— BEGIN —

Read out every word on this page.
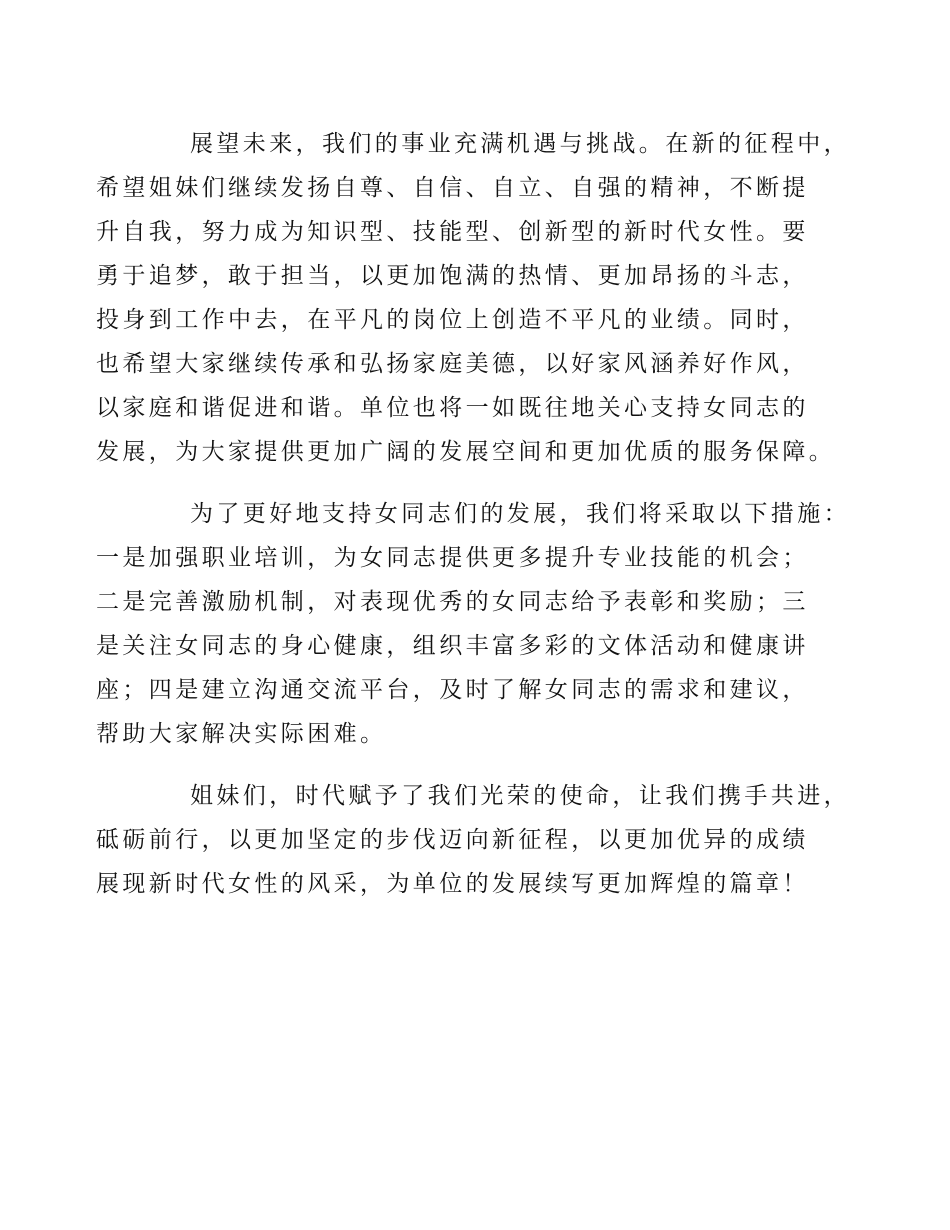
展望未来，我们的事业充满机遇与挑战。在新的征程中，
希望姐妹们继续发扬自尊、自信、自立、自强的精神，不断提
升自我，努力成为知识型、技能型、创新型的新时代女性。要
勇于追梦，敢于担当，以更加饱满的热情、更加昂扬的斗志，
投身到工作中去，在平凡的岗位上创造不平凡的业绩。同时，
也希望大家继续传承和弘扬家庭美德，以好家风涵养好作风，
以家庭和谐促进和谐。单位也将一如既往地关心支持女同志的
发展，为大家提供更加广阔的发展空间和更加优质的服务保障。

为了更好地支持女同志们的发展，我们将采取以下措施：
一是加强职业培训，为女同志提供更多提升专业技能的机会；
二是完善激励机制，对表现优秀的女同志给予表彰和奖励；三
是关注女同志的身心健康，组织丰富多彩的文体活动和健康讲
座；四是建立沟通交流平台，及时了解女同志的需求和建议，
帮助大家解决实际困难。

姐妹们，时代赋予了我们光荣的使命，让我们携手共进，
砥砺前行，以更加坚定的步伐迈向新征程，以更加优异的成绩
展现新时代女性的风采，为单位的发展续写更加辉煌的篇章！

— END —

> WHAT TO PRODUCE
A faithful copy of the records above is needed, with the pictures left out.

> CORRECT OUTPUT
Read out every word on this page.
展望未来，我们的事业充满机遇与挑战。在新的征程中，
希望姐妹们继续发扬自尊、自信、自立、自强的精神，不断提
升自我，努力成为知识型、技能型、创新型的新时代女性。要
勇于追梦，敢于担当，以更加饱满的热情、更加昂扬的斗志，
投身到工作中去，在平凡的岗位上创造不平凡的业绩。同时，
也希望大家继续传承和弘扬家庭美德，以好家风涵养好作风，
以家庭和谐促进和谐。单位也将一如既往地关心支持女同志的
发展，为大家提供更加广阔的发展空间和更加优质的服务保障。

为了更好地支持女同志们的发展，我们将采取以下措施：
一是加强职业培训，为女同志提供更多提升专业技能的机会；
二是完善激励机制，对表现优秀的女同志给予表彰和奖励；三
是关注女同志的身心健康，组织丰富多彩的文体活动和健康讲
座；四是建立沟通交流平台，及时了解女同志的需求和建议，
帮助大家解决实际困难。

姐妹们，时代赋予了我们光荣的使命，让我们携手共进，
砥砺前行，以更加坚定的步伐迈向新征程，以更加优异的成绩
展现新时代女性的风采，为单位的发展续写更加辉煌的篇章！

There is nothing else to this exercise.